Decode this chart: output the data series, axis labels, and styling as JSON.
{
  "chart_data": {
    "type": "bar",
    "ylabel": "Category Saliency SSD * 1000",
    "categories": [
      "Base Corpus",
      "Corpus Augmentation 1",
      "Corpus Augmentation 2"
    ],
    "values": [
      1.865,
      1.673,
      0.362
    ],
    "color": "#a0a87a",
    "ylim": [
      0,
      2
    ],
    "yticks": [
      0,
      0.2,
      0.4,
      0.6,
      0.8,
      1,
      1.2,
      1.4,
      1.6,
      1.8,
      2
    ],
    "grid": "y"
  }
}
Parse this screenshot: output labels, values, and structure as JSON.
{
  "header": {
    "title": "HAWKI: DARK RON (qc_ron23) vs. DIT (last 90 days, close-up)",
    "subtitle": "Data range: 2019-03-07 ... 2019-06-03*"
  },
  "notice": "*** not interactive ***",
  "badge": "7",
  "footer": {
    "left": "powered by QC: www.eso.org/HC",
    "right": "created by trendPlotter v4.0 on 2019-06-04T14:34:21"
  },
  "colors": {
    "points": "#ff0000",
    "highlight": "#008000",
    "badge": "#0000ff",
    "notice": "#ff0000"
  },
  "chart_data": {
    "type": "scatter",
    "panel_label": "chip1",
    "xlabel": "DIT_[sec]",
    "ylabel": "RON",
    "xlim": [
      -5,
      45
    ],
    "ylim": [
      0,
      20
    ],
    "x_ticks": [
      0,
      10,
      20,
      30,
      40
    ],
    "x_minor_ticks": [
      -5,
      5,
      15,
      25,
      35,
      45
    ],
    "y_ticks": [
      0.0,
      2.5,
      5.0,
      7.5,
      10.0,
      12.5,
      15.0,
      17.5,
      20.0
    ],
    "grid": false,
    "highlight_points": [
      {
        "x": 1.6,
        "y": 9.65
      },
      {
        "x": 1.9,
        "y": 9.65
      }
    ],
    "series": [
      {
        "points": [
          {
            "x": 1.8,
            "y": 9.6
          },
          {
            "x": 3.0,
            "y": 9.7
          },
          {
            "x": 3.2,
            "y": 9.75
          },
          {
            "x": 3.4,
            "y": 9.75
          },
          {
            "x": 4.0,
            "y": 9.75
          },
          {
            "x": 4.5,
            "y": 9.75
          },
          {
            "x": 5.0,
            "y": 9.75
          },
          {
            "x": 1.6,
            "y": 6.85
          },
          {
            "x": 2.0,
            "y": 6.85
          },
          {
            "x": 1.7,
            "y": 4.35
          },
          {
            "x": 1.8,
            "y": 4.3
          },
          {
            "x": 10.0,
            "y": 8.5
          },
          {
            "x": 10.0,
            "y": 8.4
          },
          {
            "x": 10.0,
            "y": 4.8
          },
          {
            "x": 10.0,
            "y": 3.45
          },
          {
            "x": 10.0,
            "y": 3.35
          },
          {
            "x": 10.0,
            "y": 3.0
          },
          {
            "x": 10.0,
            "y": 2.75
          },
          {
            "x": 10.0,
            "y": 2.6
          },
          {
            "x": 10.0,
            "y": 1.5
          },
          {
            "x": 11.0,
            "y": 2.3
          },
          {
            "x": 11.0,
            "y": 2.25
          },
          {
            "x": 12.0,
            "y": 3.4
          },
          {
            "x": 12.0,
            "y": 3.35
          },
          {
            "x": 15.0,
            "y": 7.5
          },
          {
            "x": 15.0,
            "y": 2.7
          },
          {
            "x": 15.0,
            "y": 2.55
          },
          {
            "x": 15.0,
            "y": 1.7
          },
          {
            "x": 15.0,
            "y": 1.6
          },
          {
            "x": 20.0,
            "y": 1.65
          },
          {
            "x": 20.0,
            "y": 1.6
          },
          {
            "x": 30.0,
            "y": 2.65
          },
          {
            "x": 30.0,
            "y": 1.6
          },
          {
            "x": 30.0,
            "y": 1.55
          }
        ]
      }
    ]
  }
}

++++++++++

§ SET PROBLEM
Your task is to pick out every line with the string "ylabel" and copy it.

§ EXERCISE ANSWER
    "ylabel": "Category Saliency SSD * 1000",
    "ylabel": "RON",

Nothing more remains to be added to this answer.